== EXERCISE MATERIALS

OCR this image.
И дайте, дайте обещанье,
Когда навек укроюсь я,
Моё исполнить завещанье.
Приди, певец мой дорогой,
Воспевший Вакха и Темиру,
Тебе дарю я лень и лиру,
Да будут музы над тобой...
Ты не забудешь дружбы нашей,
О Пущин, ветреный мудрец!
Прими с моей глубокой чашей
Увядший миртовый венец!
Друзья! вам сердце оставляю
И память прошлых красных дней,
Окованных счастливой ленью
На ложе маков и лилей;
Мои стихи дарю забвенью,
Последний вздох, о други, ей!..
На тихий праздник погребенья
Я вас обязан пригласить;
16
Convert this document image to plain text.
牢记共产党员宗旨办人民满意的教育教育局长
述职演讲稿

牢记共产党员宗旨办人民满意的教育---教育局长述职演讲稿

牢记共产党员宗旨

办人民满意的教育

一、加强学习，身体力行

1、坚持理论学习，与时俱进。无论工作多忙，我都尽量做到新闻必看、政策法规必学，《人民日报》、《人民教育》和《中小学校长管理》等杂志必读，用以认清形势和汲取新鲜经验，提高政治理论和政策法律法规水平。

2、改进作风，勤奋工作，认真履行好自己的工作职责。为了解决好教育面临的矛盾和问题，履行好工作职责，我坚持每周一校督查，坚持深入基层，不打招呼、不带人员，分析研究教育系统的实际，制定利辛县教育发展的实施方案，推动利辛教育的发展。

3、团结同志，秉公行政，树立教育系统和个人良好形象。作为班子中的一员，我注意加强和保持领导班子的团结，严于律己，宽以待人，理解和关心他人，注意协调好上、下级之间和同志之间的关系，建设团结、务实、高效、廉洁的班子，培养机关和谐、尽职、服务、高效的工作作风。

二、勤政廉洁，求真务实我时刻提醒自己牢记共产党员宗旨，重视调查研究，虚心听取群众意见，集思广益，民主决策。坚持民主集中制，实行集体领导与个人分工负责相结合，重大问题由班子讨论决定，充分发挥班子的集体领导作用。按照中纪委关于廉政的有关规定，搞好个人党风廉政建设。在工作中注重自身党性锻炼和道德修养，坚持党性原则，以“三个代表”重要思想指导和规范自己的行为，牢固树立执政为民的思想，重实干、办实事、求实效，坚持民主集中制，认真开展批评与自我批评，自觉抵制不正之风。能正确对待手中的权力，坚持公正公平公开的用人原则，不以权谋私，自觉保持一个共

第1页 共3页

====

■ STATED TASK: Print the listing above in full, exactly as it is.

■ ANSWER TO THE TASK:
OCR this image.
И дайте, дайте обещанье,
Когда навек укроюсь я,
Моё исполнить завещанье.
Приди, певец мой дорогой,
Воспевший Вакха и Темиру,
Тебе дарю я лень и лиру,
Да будут музы над тобой...
Ты не забудешь дружбы нашей,
О Пущин, ветреный мудрец!
Прими с моей глубокой чашей
Увядший миртовый венец!
Друзья! вам сердце оставляю
И память прошлых красных дней,
Окованных счастливой ленью
На ложе маков и лилей;
Мои стихи дарю забвенью,
Последний вздох, о други, ей!..
На тихий праздник погребенья
Я вас обязан пригласить;
16
Convert this document image to plain text.
牢记共产党员宗旨办人民满意的教育教育局长
述职演讲稿

牢记共产党员宗旨办人民满意的教育---教育局长述职演讲稿

牢记共产党员宗旨

办人民满意的教育

一、加强学习，身体力行

1、坚持理论学习，与时俱进。无论工作多忙，我都尽量做到新闻必看、政策法规必学，《人民日报》、《人民教育》和《中小学校长管理》等杂志必读，用以认清形势和汲取新鲜经验，提高政治理论和政策法律法规水平。

2、改进作风，勤奋工作，认真履行好自己的工作职责。为了解决好教育面临的矛盾和问题，履行好工作职责，我坚持每周一校督查，坚持深入基层，不打招呼、不带人员，分析研究教育系统的实际，制定利辛县教育发展的实施方案，推动利辛教育的发展。

3、团结同志，秉公行政，树立教育系统和个人良好形象。作为班子中的一员，我注意加强和保持领导班子的团结，严于律己，宽以待人，理解和关心他人，注意协调好上、下级之间和同志之间的关系，建设团结、务实、高效、廉洁的班子，培养机关和谐、尽职、服务、高效的工作作风。

二、勤政廉洁，求真务实我时刻提醒自己牢记共产党员宗旨，重视调查研究，虚心听取群众意见，集思广益，民主决策。坚持民主集中制，实行集体领导与个人分工负责相结合，重大问题由班子讨论决定，充分发挥班子的集体领导作用。按照中纪委关于廉政的有关规定，搞好个人党风廉政建设。在工作中注重自身党性锻炼和道德修养，坚持党性原则，以“三个代表”重要思想指导和规范自己的行为，牢固树立执政为民的思想，重实干、办实事、求实效，坚持民主集中制，认真开展批评与自我批评，自觉抵制不正之风。能正确对待手中的权力，坚持公正公平公开的用人原则，不以权谋私，自觉保持一个共

第1页 共3页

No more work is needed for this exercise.